▸ Input rows:

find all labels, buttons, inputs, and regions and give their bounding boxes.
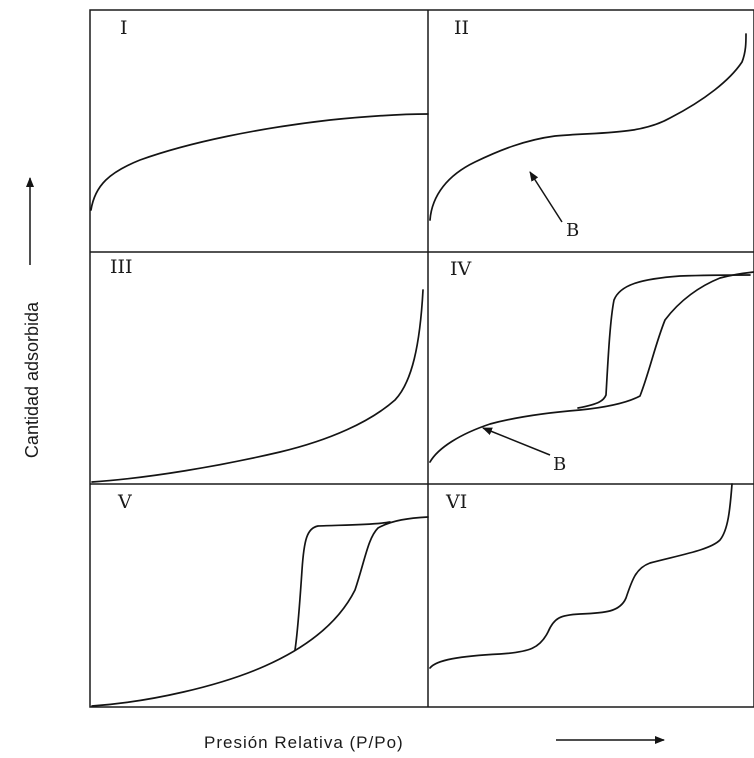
- panel-type-VI: VI: [429, 483, 733, 669]
- isotherm-curve-type-V-desorption: [294, 521, 391, 651]
- isotherm-curve-type-IV-desorption: [577, 274, 751, 409]
- isotherm-curve-type-VI: [429, 483, 733, 669]
- panel-label: I: [120, 17, 128, 39]
- panel-label: II: [454, 17, 469, 39]
- x-axis-label: Presión Relativa (P/Po): [204, 733, 404, 752]
- x-axis: Presión Relativa (P/Po): [204, 733, 665, 752]
- point-b-arrow: [529, 171, 563, 223]
- panel-label: VI: [445, 491, 467, 513]
- panel-label: III: [110, 256, 133, 278]
- panel-label: IV: [450, 258, 472, 280]
- panel-type-IV: IV B: [429, 258, 754, 475]
- isotherm-curve-type-II: [429, 33, 747, 221]
- grid-border: [89, 9, 754, 708]
- panel-type-V: V: [91, 491, 429, 707]
- isotherm-curve-type-III: [91, 289, 424, 483]
- y-axis-label: Cantidad adsorbida: [22, 301, 42, 458]
- point-b-label: B: [566, 220, 579, 241]
- point-b-label: B: [553, 454, 566, 475]
- y-axis: Cantidad adsorbida: [22, 177, 42, 458]
- panel-type-III: III: [91, 256, 424, 483]
- isotherm-curve-type-I: [90, 113, 429, 211]
- panel-type-I: I: [90, 17, 429, 211]
- isotherm-curve-type-IV-adsorption: [429, 271, 754, 463]
- panel-grid: [89, 9, 754, 708]
- point-b-arrow: [482, 427, 551, 456]
- panel-type-II: II B: [429, 17, 747, 241]
- panel-label: V: [117, 491, 132, 513]
- isotherm-curve-type-V-adsorption: [91, 516, 429, 707]
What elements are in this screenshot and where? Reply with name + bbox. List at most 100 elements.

▸ Stated exercise: Copy out every line of the material above word for word, leaving out the pictures.

▸ Response:
find all labels, buttons, inputs, and regions and give their bounding boxes.
- panel-type-VI: VI: [429, 483, 733, 669]
- isotherm-curve-type-V-desorption: [294, 521, 391, 651]
- isotherm-curve-type-IV-desorption: [577, 274, 751, 409]
- isotherm-curve-type-VI: [429, 483, 733, 669]
- panel-label: I: [120, 17, 128, 39]
- panel-label: II: [454, 17, 469, 39]
- x-axis-label: Presión Relativa (P/Po): [204, 733, 404, 752]
- x-axis: Presión Relativa (P/Po): [204, 733, 665, 752]
- point-b-arrow: [529, 171, 563, 223]
- panel-label: VI: [445, 491, 467, 513]
- panel-label: III: [110, 256, 133, 278]
- panel-label: IV: [450, 258, 472, 280]
- panel-type-IV: IV B: [429, 258, 754, 475]
- isotherm-curve-type-II: [429, 33, 747, 221]
- grid-border: [89, 9, 754, 708]
- panel-type-V: V: [91, 491, 429, 707]
- isotherm-curve-type-III: [91, 289, 424, 483]
- y-axis-label: Cantidad adsorbida: [22, 301, 42, 458]
- point-b-label: B: [566, 220, 579, 241]
- point-b-label: B: [553, 454, 566, 475]
- y-axis: Cantidad adsorbida: [22, 177, 42, 458]
- panel-type-III: III: [91, 256, 424, 483]
- isotherm-curve-type-I: [90, 113, 429, 211]
- panel-type-I: I: [90, 17, 429, 211]
- isotherm-curve-type-IV-adsorption: [429, 271, 754, 463]
- panel-grid: [89, 9, 754, 708]
- point-b-arrow: [482, 427, 551, 456]
- panel-type-II: II B: [429, 17, 747, 241]
- panel-label: V: [117, 491, 132, 513]
- isotherm-curve-type-V-adsorption: [91, 516, 429, 707]
What elements are in this screenshot and where? Reply with name + bbox. List at most 100 elements.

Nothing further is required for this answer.